◆ **Given problem**
Using the listing below, extract each line that has the word "suffix" in it.
▽
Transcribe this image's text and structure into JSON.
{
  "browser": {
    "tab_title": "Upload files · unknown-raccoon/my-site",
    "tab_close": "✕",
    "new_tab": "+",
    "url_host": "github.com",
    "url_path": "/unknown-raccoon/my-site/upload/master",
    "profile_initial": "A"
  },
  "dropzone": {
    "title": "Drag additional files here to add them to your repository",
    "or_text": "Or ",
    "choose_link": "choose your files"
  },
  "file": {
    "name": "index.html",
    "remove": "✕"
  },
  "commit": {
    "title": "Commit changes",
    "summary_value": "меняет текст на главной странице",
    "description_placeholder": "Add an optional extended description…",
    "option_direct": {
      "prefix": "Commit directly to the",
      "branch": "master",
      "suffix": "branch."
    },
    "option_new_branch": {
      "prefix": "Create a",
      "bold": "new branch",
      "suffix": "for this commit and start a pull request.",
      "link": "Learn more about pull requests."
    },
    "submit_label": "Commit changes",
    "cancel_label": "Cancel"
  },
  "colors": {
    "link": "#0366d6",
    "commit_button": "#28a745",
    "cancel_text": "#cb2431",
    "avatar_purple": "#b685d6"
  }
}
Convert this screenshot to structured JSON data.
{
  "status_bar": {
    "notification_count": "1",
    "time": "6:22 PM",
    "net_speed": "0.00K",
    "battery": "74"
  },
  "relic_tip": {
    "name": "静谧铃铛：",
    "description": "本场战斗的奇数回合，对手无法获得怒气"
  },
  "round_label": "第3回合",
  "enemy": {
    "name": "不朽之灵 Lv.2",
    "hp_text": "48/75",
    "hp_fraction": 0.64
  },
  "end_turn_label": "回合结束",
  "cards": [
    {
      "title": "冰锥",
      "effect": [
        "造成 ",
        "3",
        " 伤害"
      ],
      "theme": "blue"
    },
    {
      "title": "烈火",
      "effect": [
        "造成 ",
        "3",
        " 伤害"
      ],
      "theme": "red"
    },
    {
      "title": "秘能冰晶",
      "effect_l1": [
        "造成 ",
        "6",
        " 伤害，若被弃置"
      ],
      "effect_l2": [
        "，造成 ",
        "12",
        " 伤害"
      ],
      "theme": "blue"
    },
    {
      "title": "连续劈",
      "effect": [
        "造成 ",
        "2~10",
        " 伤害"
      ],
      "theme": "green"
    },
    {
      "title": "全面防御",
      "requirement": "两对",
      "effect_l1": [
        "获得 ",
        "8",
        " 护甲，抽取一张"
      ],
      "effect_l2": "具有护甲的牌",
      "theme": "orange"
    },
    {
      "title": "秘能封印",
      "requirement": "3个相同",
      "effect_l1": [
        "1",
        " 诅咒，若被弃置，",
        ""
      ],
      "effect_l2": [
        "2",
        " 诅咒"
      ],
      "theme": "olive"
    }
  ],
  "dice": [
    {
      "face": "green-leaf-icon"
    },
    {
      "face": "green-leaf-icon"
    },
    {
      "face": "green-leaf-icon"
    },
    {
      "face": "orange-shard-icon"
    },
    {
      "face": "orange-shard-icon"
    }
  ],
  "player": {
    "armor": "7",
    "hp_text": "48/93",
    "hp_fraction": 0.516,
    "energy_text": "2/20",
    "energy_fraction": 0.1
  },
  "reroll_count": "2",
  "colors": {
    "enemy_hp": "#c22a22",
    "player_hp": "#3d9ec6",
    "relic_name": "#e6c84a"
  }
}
△
◆ **Task response**
      "suffix": "branch."
      "suffix": "for this commit and start a pull request.",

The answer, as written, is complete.